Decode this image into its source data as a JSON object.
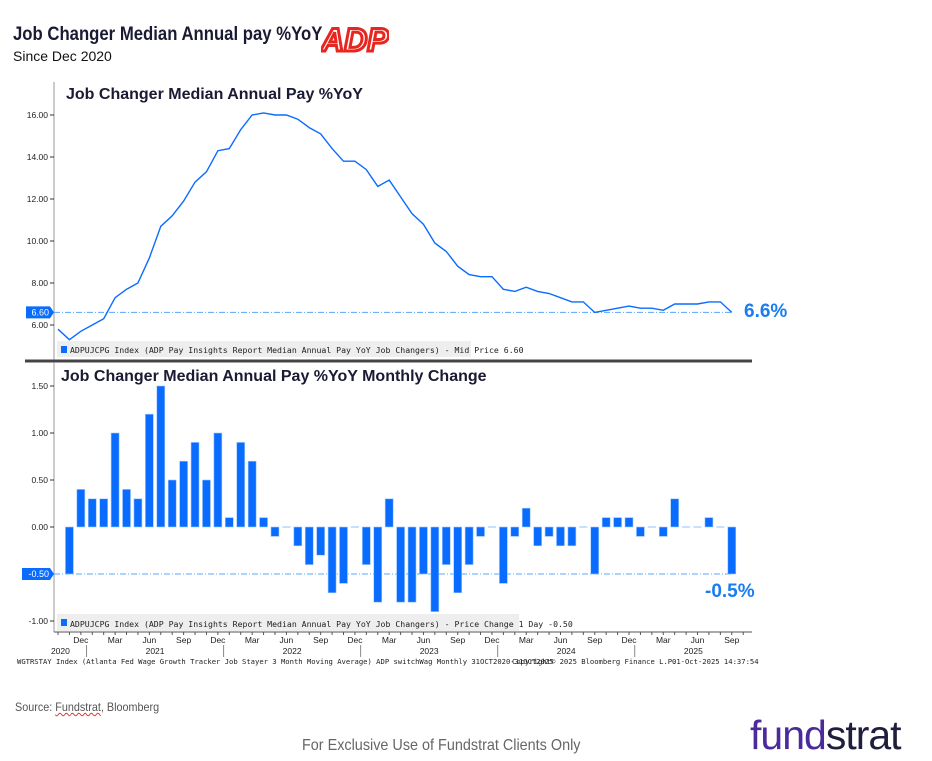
{
  "header": {
    "title": "Job Changer Median Annual pay %YoY",
    "subtitle": "Since Dec 2020",
    "logo": "ADP"
  },
  "colors": {
    "series": "#0a6cff",
    "callout": "#1a7cf0",
    "refline": "#5aa8ff",
    "divider": "#444444"
  },
  "chart_data": [
    {
      "type": "line",
      "title": "Job Changer Median Annual Pay %YoY",
      "x": [
        "Oct 2020",
        "Nov 2020",
        "Dec 2020",
        "Jan 2021",
        "Feb 2021",
        "Mar 2021",
        "Apr 2021",
        "May 2021",
        "Jun 2021",
        "Jul 2021",
        "Aug 2021",
        "Sep 2021",
        "Oct 2021",
        "Nov 2021",
        "Dec 2021",
        "Jan 2022",
        "Feb 2022",
        "Mar 2022",
        "Apr 2022",
        "May 2022",
        "Jun 2022",
        "Jul 2022",
        "Aug 2022",
        "Sep 2022",
        "Oct 2022",
        "Nov 2022",
        "Dec 2022",
        "Jan 2023",
        "Feb 2023",
        "Mar 2023",
        "Apr 2023",
        "May 2023",
        "Jun 2023",
        "Jul 2023",
        "Aug 2023",
        "Sep 2023",
        "Oct 2023",
        "Nov 2023",
        "Dec 2023",
        "Jan 2024",
        "Feb 2024",
        "Mar 2024",
        "Apr 2024",
        "May 2024",
        "Jun 2024",
        "Jul 2024",
        "Aug 2024",
        "Sep 2024",
        "Oct 2024",
        "Nov 2024",
        "Dec 2024",
        "Jan 2025",
        "Feb 2025",
        "Mar 2025",
        "Apr 2025",
        "May 2025",
        "Jun 2025",
        "Jul 2025",
        "Aug 2025",
        "Sep 2025"
      ],
      "values": [
        5.8,
        5.3,
        5.7,
        6.0,
        6.3,
        7.3,
        7.7,
        8.0,
        9.2,
        10.7,
        11.2,
        11.9,
        12.8,
        13.3,
        14.3,
        14.4,
        15.3,
        16.0,
        16.1,
        16.0,
        16.0,
        15.8,
        15.4,
        15.1,
        14.4,
        13.8,
        13.8,
        13.4,
        12.6,
        12.9,
        12.1,
        11.3,
        10.8,
        9.9,
        9.5,
        8.8,
        8.4,
        8.3,
        8.3,
        7.7,
        7.6,
        7.8,
        7.6,
        7.5,
        7.3,
        7.1,
        7.1,
        6.6,
        6.7,
        6.8,
        6.9,
        6.8,
        6.8,
        6.7,
        7.0,
        7.0,
        7.0,
        7.1,
        7.1,
        6.6
      ],
      "yticks": [
        "16.00",
        "14.00",
        "12.00",
        "10.00",
        "8.00",
        "6.00"
      ],
      "ylim": [
        4.2,
        17.5
      ],
      "last_value_tag": "6.60",
      "reference_line": 6.6,
      "legend": "ADPUJCPG Index (ADP Pay Insights Report Median Annual Pay YoY Job Changers) - Mid Price 6.60",
      "callout": "6.6%"
    },
    {
      "type": "bar",
      "title": "Job Changer Median Annual Pay %YoY Monthly Change",
      "x": [
        "Nov 2020",
        "Dec 2020",
        "Jan 2021",
        "Feb 2021",
        "Mar 2021",
        "Apr 2021",
        "May 2021",
        "Jun 2021",
        "Jul 2021",
        "Aug 2021",
        "Sep 2021",
        "Oct 2021",
        "Nov 2021",
        "Dec 2021",
        "Jan 2022",
        "Feb 2022",
        "Mar 2022",
        "Apr 2022",
        "May 2022",
        "Jun 2022",
        "Jul 2022",
        "Aug 2022",
        "Sep 2022",
        "Oct 2022",
        "Nov 2022",
        "Dec 2022",
        "Jan 2023",
        "Feb 2023",
        "Mar 2023",
        "Apr 2023",
        "May 2023",
        "Jun 2023",
        "Jul 2023",
        "Aug 2023",
        "Sep 2023",
        "Oct 2023",
        "Nov 2023",
        "Dec 2023",
        "Jan 2024",
        "Feb 2024",
        "Mar 2024",
        "Apr 2024",
        "May 2024",
        "Jun 2024",
        "Jul 2024",
        "Aug 2024",
        "Sep 2024",
        "Oct 2024",
        "Nov 2024",
        "Dec 2024",
        "Jan 2025",
        "Feb 2025",
        "Mar 2025",
        "Apr 2025",
        "May 2025",
        "Jun 2025",
        "Jul 2025",
        "Aug 2025",
        "Sep 2025"
      ],
      "values": [
        -0.5,
        0.4,
        0.3,
        0.3,
        1.0,
        0.4,
        0.3,
        1.2,
        1.5,
        0.5,
        0.7,
        0.9,
        0.5,
        1.0,
        0.1,
        0.9,
        0.7,
        0.1,
        -0.1,
        0,
        -0.2,
        -0.4,
        -0.3,
        -0.7,
        -0.6,
        0,
        -0.4,
        -0.8,
        0.3,
        -0.8,
        -0.8,
        -0.5,
        -0.9,
        -0.4,
        -0.7,
        -0.4,
        -0.1,
        0,
        -0.6,
        -0.1,
        0.2,
        -0.2,
        -0.1,
        -0.2,
        -0.2,
        0,
        -0.5,
        0.1,
        0.1,
        0.1,
        -0.1,
        0,
        -0.1,
        0.3,
        0,
        0,
        0.1,
        0,
        -0.5
      ],
      "yticks": [
        "1.50",
        "1.00",
        "0.50",
        "0.00",
        "-1.00"
      ],
      "ylim": [
        -1.12,
        1.67
      ],
      "last_value_tag": "-0.50",
      "reference_line": -0.5,
      "legend": "ADPUJCPG Index (ADP Pay Insights Report Median Annual Pay YoY Job Changers) - Price Change 1 Day -0.50",
      "callout": "-0.5%"
    }
  ],
  "x_axis": {
    "month_ticks": [
      "Dec",
      "Mar",
      "Jun",
      "Sep",
      "Dec",
      "Mar",
      "Jun",
      "Sep",
      "Dec",
      "Mar",
      "Jun",
      "Sep",
      "Dec",
      "Mar",
      "Jun",
      "Sep",
      "Dec",
      "Mar",
      "Jun",
      "Sep"
    ],
    "years": [
      "2020",
      "2021",
      "2022",
      "2023",
      "2024",
      "2025"
    ]
  },
  "bloomberg_footer": {
    "description": "WGTRSTAY Index (Atlanta Fed Wage Growth Tracker Job Stayer 3 Month Moving Average) ADP switchWag Monthly 31OCT2020-31OCT2025",
    "copyright": "Copyright© 2025 Bloomberg Finance L.P.",
    "timestamp": "01-Oct-2025 14:37:54"
  },
  "footer": {
    "source_prefix": "Source: ",
    "source_fundstrat": "Fundstrat",
    "source_suffix": ", Bloomberg",
    "disclaimer": "For Exclusive Use of Fundstrat Clients Only",
    "logo_part1": "fund",
    "logo_part2": "strat"
  }
}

********

_The problem_
Repeat all of the records verbatim, leaving out the pictures.

_Answer in full_
Decode this image into its source data as a JSON object.
{
  "header": {
    "title": "Job Changer Median Annual pay %YoY",
    "subtitle": "Since Dec 2020",
    "logo": "ADP"
  },
  "colors": {
    "series": "#0a6cff",
    "callout": "#1a7cf0",
    "refline": "#5aa8ff",
    "divider": "#444444"
  },
  "chart_data": [
    {
      "type": "line",
      "title": "Job Changer Median Annual Pay %YoY",
      "x": [
        "Oct 2020",
        "Nov 2020",
        "Dec 2020",
        "Jan 2021",
        "Feb 2021",
        "Mar 2021",
        "Apr 2021",
        "May 2021",
        "Jun 2021",
        "Jul 2021",
        "Aug 2021",
        "Sep 2021",
        "Oct 2021",
        "Nov 2021",
        "Dec 2021",
        "Jan 2022",
        "Feb 2022",
        "Mar 2022",
        "Apr 2022",
        "May 2022",
        "Jun 2022",
        "Jul 2022",
        "Aug 2022",
        "Sep 2022",
        "Oct 2022",
        "Nov 2022",
        "Dec 2022",
        "Jan 2023",
        "Feb 2023",
        "Mar 2023",
        "Apr 2023",
        "May 2023",
        "Jun 2023",
        "Jul 2023",
        "Aug 2023",
        "Sep 2023",
        "Oct 2023",
        "Nov 2023",
        "Dec 2023",
        "Jan 2024",
        "Feb 2024",
        "Mar 2024",
        "Apr 2024",
        "May 2024",
        "Jun 2024",
        "Jul 2024",
        "Aug 2024",
        "Sep 2024",
        "Oct 2024",
        "Nov 2024",
        "Dec 2024",
        "Jan 2025",
        "Feb 2025",
        "Mar 2025",
        "Apr 2025",
        "May 2025",
        "Jun 2025",
        "Jul 2025",
        "Aug 2025",
        "Sep 2025"
      ],
      "values": [
        5.8,
        5.3,
        5.7,
        6.0,
        6.3,
        7.3,
        7.7,
        8.0,
        9.2,
        10.7,
        11.2,
        11.9,
        12.8,
        13.3,
        14.3,
        14.4,
        15.3,
        16.0,
        16.1,
        16.0,
        16.0,
        15.8,
        15.4,
        15.1,
        14.4,
        13.8,
        13.8,
        13.4,
        12.6,
        12.9,
        12.1,
        11.3,
        10.8,
        9.9,
        9.5,
        8.8,
        8.4,
        8.3,
        8.3,
        7.7,
        7.6,
        7.8,
        7.6,
        7.5,
        7.3,
        7.1,
        7.1,
        6.6,
        6.7,
        6.8,
        6.9,
        6.8,
        6.8,
        6.7,
        7.0,
        7.0,
        7.0,
        7.1,
        7.1,
        6.6
      ],
      "yticks": [
        "16.00",
        "14.00",
        "12.00",
        "10.00",
        "8.00",
        "6.00"
      ],
      "ylim": [
        4.2,
        17.5
      ],
      "last_value_tag": "6.60",
      "reference_line": 6.6,
      "legend": "ADPUJCPG Index (ADP Pay Insights Report Median Annual Pay YoY Job Changers) - Mid Price 6.60",
      "callout": "6.6%"
    },
    {
      "type": "bar",
      "title": "Job Changer Median Annual Pay %YoY Monthly Change",
      "x": [
        "Nov 2020",
        "Dec 2020",
        "Jan 2021",
        "Feb 2021",
        "Mar 2021",
        "Apr 2021",
        "May 2021",
        "Jun 2021",
        "Jul 2021",
        "Aug 2021",
        "Sep 2021",
        "Oct 2021",
        "Nov 2021",
        "Dec 2021",
        "Jan 2022",
        "Feb 2022",
        "Mar 2022",
        "Apr 2022",
        "May 2022",
        "Jun 2022",
        "Jul 2022",
        "Aug 2022",
        "Sep 2022",
        "Oct 2022",
        "Nov 2022",
        "Dec 2022",
        "Jan 2023",
        "Feb 2023",
        "Mar 2023",
        "Apr 2023",
        "May 2023",
        "Jun 2023",
        "Jul 2023",
        "Aug 2023",
        "Sep 2023",
        "Oct 2023",
        "Nov 2023",
        "Dec 2023",
        "Jan 2024",
        "Feb 2024",
        "Mar 2024",
        "Apr 2024",
        "May 2024",
        "Jun 2024",
        "Jul 2024",
        "Aug 2024",
        "Sep 2024",
        "Oct 2024",
        "Nov 2024",
        "Dec 2024",
        "Jan 2025",
        "Feb 2025",
        "Mar 2025",
        "Apr 2025",
        "May 2025",
        "Jun 2025",
        "Jul 2025",
        "Aug 2025",
        "Sep 2025"
      ],
      "values": [
        -0.5,
        0.4,
        0.3,
        0.3,
        1.0,
        0.4,
        0.3,
        1.2,
        1.5,
        0.5,
        0.7,
        0.9,
        0.5,
        1.0,
        0.1,
        0.9,
        0.7,
        0.1,
        -0.1,
        0,
        -0.2,
        -0.4,
        -0.3,
        -0.7,
        -0.6,
        0,
        -0.4,
        -0.8,
        0.3,
        -0.8,
        -0.8,
        -0.5,
        -0.9,
        -0.4,
        -0.7,
        -0.4,
        -0.1,
        0,
        -0.6,
        -0.1,
        0.2,
        -0.2,
        -0.1,
        -0.2,
        -0.2,
        0,
        -0.5,
        0.1,
        0.1,
        0.1,
        -0.1,
        0,
        -0.1,
        0.3,
        0,
        0,
        0.1,
        0,
        -0.5
      ],
      "yticks": [
        "1.50",
        "1.00",
        "0.50",
        "0.00",
        "-1.00"
      ],
      "ylim": [
        -1.12,
        1.67
      ],
      "last_value_tag": "-0.50",
      "reference_line": -0.5,
      "legend": "ADPUJCPG Index (ADP Pay Insights Report Median Annual Pay YoY Job Changers) - Price Change 1 Day -0.50",
      "callout": "-0.5%"
    }
  ],
  "x_axis": {
    "month_ticks": [
      "Dec",
      "Mar",
      "Jun",
      "Sep",
      "Dec",
      "Mar",
      "Jun",
      "Sep",
      "Dec",
      "Mar",
      "Jun",
      "Sep",
      "Dec",
      "Mar",
      "Jun",
      "Sep",
      "Dec",
      "Mar",
      "Jun",
      "Sep"
    ],
    "years": [
      "2020",
      "2021",
      "2022",
      "2023",
      "2024",
      "2025"
    ]
  },
  "bloomberg_footer": {
    "description": "WGTRSTAY Index (Atlanta Fed Wage Growth Tracker Job Stayer 3 Month Moving Average) ADP switchWag Monthly 31OCT2020-31OCT2025",
    "copyright": "Copyright© 2025 Bloomberg Finance L.P.",
    "timestamp": "01-Oct-2025 14:37:54"
  },
  "footer": {
    "source_prefix": "Source: ",
    "source_fundstrat": "Fundstrat",
    "source_suffix": ", Bloomberg",
    "disclaimer": "For Exclusive Use of Fundstrat Clients Only",
    "logo_part1": "fund",
    "logo_part2": "strat"
  }
}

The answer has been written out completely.